■ **Instruction**
Read the lines below. Copy out any that hold the string "structured".

■ **Data to use**

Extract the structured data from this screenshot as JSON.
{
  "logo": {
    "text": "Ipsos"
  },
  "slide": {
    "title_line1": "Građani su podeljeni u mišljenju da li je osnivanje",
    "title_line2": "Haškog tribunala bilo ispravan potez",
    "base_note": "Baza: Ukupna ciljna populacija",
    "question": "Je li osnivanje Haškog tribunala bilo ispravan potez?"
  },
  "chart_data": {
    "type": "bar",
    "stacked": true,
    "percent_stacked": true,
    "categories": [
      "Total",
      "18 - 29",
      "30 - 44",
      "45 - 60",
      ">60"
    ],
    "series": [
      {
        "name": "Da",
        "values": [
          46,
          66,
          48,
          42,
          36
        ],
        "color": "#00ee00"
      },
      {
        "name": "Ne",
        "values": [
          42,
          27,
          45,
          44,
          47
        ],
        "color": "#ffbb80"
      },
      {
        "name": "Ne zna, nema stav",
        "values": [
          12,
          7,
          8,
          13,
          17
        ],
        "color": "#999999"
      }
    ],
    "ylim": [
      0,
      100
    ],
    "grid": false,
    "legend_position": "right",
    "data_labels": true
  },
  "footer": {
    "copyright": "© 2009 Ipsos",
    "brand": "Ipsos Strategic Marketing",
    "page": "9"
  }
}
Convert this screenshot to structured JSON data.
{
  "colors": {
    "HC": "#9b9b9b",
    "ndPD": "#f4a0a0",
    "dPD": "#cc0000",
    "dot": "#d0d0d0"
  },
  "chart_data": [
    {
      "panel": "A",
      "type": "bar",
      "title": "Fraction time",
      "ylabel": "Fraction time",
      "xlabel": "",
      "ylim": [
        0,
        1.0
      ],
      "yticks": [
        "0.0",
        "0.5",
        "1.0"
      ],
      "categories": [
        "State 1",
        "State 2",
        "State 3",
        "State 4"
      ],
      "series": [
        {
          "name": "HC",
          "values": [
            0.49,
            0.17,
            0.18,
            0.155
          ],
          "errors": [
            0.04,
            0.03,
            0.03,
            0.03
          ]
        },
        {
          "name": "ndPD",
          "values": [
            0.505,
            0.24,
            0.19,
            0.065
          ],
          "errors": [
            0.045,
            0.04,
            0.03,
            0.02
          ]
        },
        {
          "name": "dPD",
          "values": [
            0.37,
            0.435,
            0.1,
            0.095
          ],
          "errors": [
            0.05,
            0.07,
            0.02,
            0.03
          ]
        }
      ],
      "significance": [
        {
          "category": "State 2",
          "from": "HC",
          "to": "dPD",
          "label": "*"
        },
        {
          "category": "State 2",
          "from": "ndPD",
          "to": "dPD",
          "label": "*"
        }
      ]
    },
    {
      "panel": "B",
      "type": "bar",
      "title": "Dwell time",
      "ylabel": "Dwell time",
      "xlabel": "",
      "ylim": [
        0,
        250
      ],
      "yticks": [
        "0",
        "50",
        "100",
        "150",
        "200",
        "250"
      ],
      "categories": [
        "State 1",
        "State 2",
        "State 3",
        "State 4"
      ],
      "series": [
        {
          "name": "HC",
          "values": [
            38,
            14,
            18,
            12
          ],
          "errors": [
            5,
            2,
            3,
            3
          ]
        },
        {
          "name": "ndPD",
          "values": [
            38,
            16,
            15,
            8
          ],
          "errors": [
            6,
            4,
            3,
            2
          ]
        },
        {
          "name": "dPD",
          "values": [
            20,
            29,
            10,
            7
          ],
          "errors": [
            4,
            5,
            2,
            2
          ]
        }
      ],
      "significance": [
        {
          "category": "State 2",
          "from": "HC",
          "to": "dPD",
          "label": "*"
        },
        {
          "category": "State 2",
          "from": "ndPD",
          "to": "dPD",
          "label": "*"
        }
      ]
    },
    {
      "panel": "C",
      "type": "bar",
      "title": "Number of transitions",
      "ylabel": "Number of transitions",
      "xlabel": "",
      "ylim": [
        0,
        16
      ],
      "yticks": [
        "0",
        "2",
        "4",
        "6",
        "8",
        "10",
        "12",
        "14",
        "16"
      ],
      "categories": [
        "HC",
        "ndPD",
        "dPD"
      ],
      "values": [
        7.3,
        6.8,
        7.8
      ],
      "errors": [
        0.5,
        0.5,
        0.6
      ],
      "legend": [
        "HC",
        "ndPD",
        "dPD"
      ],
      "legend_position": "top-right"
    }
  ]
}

■ **Answer in full**
Extract the structured data from this screenshot as JSON.
Convert this screenshot to structured JSON data.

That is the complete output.